Material provided START
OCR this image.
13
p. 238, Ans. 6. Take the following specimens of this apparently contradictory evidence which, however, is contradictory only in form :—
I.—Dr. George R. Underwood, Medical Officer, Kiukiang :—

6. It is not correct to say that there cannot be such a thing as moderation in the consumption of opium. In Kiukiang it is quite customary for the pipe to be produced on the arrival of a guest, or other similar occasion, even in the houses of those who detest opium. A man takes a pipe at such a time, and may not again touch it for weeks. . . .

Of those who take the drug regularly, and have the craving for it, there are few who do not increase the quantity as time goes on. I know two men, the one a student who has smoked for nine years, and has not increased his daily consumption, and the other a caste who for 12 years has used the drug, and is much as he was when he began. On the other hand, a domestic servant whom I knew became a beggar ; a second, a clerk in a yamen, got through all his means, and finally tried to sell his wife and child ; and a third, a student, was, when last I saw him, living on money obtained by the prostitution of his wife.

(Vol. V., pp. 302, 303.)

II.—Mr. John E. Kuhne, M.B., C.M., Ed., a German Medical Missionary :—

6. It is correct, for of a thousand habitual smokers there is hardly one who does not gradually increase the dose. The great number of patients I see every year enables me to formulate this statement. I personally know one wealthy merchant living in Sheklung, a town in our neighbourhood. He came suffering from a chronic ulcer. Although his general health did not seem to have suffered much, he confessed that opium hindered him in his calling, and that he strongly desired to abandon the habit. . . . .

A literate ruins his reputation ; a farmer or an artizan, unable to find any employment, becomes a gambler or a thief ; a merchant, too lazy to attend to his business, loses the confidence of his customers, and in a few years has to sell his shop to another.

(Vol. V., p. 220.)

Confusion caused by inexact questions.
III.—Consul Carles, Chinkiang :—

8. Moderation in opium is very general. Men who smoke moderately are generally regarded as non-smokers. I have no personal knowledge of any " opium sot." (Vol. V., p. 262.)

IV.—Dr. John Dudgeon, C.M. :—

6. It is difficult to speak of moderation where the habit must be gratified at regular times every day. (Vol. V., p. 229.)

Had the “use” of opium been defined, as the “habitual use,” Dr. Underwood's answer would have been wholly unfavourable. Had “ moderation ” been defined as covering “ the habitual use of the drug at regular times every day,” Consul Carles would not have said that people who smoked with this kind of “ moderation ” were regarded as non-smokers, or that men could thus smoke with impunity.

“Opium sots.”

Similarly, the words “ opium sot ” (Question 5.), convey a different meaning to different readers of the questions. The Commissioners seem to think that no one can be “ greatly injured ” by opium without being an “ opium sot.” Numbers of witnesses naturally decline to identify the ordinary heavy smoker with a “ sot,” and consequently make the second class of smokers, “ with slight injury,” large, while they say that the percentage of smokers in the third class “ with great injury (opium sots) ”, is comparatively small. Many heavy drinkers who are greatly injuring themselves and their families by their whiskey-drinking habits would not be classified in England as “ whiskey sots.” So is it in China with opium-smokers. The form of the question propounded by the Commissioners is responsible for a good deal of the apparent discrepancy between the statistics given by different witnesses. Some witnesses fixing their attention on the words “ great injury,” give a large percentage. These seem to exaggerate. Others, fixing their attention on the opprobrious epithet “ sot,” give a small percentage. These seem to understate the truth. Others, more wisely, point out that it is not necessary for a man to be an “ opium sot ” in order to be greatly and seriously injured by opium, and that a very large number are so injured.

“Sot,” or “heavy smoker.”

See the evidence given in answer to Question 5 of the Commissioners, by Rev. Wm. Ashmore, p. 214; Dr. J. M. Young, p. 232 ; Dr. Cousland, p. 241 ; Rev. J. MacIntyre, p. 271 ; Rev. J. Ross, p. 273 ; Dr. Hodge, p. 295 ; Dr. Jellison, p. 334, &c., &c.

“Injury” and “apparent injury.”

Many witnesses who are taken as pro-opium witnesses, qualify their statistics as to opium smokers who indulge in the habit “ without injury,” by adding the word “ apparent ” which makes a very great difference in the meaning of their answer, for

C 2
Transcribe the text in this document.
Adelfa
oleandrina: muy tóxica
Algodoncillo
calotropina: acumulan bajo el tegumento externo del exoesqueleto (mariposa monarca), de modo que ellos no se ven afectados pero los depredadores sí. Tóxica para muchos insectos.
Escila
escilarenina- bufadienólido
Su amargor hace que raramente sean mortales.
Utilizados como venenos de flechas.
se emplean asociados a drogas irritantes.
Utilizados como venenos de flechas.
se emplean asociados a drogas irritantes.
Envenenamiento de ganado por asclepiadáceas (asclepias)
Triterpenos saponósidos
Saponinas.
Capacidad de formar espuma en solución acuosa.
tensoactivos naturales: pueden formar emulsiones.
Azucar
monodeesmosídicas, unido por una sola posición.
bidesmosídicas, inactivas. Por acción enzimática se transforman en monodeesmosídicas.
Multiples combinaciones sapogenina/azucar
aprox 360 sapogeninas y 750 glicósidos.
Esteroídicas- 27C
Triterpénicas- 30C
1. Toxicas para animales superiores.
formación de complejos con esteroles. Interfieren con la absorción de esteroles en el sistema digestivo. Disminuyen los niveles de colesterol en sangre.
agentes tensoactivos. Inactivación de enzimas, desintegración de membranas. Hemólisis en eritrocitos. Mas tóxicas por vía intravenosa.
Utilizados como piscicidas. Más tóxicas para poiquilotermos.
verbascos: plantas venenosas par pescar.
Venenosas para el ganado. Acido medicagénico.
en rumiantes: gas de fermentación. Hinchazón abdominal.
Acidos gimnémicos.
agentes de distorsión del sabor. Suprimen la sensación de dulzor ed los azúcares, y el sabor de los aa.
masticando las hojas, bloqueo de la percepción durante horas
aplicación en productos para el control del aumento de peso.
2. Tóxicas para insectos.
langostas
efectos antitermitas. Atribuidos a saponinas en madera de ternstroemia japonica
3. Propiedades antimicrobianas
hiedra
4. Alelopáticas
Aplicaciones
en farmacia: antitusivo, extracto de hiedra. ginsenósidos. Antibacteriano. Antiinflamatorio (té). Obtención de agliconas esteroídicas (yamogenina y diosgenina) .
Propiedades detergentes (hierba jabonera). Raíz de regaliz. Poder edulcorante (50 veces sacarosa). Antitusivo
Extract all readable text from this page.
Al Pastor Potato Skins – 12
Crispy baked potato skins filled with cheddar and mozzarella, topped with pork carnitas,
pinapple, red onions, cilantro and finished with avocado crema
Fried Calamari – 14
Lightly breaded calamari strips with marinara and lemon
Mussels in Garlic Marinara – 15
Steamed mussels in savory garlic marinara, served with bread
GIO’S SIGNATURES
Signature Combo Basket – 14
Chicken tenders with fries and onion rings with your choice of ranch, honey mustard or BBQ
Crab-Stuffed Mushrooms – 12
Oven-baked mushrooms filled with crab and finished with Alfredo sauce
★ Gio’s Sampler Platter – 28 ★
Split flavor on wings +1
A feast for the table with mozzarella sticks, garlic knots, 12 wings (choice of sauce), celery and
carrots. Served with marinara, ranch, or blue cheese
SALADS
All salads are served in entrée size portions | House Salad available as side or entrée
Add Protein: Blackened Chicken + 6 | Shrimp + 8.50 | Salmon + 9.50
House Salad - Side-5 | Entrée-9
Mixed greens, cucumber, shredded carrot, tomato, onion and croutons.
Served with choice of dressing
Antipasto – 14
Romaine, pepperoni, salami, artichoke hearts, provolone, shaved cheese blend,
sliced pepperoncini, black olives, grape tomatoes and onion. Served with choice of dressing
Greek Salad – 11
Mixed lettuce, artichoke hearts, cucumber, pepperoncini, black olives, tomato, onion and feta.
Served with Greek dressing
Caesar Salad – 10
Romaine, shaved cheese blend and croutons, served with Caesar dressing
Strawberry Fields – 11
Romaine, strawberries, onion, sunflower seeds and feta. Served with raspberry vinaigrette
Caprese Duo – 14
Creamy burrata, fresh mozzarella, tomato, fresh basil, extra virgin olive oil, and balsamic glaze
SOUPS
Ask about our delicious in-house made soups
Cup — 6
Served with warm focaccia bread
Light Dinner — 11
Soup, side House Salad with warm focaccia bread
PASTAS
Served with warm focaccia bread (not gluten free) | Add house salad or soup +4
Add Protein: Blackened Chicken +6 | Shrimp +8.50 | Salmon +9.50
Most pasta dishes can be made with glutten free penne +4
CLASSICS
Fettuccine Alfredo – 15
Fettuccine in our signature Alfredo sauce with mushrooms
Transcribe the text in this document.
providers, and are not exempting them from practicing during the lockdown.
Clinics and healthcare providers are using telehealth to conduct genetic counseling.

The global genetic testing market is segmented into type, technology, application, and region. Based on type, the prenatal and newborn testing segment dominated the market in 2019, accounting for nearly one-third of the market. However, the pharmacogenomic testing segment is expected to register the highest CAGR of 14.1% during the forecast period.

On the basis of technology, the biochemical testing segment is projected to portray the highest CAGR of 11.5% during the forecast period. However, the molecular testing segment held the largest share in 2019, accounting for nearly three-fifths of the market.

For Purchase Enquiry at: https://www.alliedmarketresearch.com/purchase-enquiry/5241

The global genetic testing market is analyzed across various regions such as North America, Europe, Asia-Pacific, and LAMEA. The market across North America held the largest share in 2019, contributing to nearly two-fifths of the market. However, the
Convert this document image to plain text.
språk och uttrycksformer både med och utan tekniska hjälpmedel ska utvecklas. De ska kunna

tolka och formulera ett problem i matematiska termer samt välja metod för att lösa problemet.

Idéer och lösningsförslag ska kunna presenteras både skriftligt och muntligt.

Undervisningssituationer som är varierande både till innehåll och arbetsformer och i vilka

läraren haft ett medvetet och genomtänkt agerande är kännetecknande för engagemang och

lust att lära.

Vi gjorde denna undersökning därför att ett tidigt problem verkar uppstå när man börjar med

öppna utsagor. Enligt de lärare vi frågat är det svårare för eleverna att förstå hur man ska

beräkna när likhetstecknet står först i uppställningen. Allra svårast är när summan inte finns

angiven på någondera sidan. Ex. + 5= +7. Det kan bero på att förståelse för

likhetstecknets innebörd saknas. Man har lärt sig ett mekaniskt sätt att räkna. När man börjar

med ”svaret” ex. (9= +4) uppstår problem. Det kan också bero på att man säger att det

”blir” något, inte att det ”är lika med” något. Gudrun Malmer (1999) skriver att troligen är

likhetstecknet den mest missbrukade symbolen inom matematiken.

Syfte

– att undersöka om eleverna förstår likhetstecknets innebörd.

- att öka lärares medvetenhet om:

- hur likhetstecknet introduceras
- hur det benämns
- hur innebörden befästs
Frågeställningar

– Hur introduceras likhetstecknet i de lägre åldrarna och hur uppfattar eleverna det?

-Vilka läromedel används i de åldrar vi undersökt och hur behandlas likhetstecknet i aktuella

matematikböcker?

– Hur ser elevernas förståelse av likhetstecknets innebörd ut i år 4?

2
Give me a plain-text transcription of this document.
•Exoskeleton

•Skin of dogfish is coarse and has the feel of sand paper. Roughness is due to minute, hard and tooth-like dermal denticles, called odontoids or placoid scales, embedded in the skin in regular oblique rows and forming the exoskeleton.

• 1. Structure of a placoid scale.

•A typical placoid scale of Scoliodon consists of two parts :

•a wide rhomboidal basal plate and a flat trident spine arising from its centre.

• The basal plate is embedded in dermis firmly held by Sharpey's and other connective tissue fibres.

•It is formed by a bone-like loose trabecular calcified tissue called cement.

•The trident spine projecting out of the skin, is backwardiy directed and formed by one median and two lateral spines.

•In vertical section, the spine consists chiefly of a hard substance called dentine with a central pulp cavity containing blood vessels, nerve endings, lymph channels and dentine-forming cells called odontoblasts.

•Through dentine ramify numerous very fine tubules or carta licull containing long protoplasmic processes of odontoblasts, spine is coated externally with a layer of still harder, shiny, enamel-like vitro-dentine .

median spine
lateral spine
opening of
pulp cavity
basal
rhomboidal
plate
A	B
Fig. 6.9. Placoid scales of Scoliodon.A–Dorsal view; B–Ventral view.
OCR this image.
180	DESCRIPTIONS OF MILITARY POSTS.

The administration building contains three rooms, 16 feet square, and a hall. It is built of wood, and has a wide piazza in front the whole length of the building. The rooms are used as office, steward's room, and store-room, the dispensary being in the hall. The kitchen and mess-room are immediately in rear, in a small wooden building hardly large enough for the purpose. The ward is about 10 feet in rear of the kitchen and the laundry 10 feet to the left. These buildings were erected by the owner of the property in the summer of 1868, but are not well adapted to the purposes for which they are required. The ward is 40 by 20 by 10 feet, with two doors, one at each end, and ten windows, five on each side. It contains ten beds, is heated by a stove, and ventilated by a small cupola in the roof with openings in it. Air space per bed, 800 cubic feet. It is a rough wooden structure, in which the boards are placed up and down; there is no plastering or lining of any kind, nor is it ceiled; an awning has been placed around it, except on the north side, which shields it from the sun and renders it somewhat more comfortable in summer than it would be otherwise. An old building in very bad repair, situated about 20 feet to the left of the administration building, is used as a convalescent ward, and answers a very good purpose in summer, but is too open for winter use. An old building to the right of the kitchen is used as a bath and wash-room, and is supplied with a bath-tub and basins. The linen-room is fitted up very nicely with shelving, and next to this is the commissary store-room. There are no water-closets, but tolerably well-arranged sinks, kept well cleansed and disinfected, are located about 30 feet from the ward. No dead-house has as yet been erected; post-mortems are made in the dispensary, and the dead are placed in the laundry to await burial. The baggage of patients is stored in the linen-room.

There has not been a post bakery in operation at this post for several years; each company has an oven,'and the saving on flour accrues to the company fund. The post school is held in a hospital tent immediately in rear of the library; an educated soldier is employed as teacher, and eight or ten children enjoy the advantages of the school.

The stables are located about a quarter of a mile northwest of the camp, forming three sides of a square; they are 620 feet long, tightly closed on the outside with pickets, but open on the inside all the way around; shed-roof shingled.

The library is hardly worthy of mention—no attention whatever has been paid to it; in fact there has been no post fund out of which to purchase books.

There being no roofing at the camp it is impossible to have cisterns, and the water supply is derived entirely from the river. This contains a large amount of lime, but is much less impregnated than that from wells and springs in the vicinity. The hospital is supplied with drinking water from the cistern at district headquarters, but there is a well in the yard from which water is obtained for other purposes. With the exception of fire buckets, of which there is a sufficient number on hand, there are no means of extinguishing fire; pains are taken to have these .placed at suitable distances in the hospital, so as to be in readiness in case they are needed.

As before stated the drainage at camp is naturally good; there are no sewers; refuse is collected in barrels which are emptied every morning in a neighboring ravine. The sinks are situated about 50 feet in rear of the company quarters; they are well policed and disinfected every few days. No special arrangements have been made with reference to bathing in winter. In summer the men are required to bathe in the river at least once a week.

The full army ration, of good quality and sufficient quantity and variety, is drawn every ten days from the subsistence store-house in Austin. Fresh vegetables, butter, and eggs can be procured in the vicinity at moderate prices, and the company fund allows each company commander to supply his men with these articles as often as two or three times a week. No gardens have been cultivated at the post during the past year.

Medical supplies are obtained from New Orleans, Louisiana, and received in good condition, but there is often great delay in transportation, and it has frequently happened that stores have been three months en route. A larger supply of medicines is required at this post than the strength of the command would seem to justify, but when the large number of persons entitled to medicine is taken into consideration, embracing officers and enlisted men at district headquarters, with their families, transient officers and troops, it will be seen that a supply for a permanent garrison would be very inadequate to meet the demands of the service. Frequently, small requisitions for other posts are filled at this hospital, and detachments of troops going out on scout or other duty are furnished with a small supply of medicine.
Material provided END
— Task goal —
Wherever a line in the records contains the word "hiedra", copy that line.

— Written answer —
hiedra
en farmacia: antitusivo, extracto de hiedra. ginsenósidos. Antibacteriano. Antiinflamatorio (té). Obtención de agliconas esteroídicas (yamogenina y diosgenina) .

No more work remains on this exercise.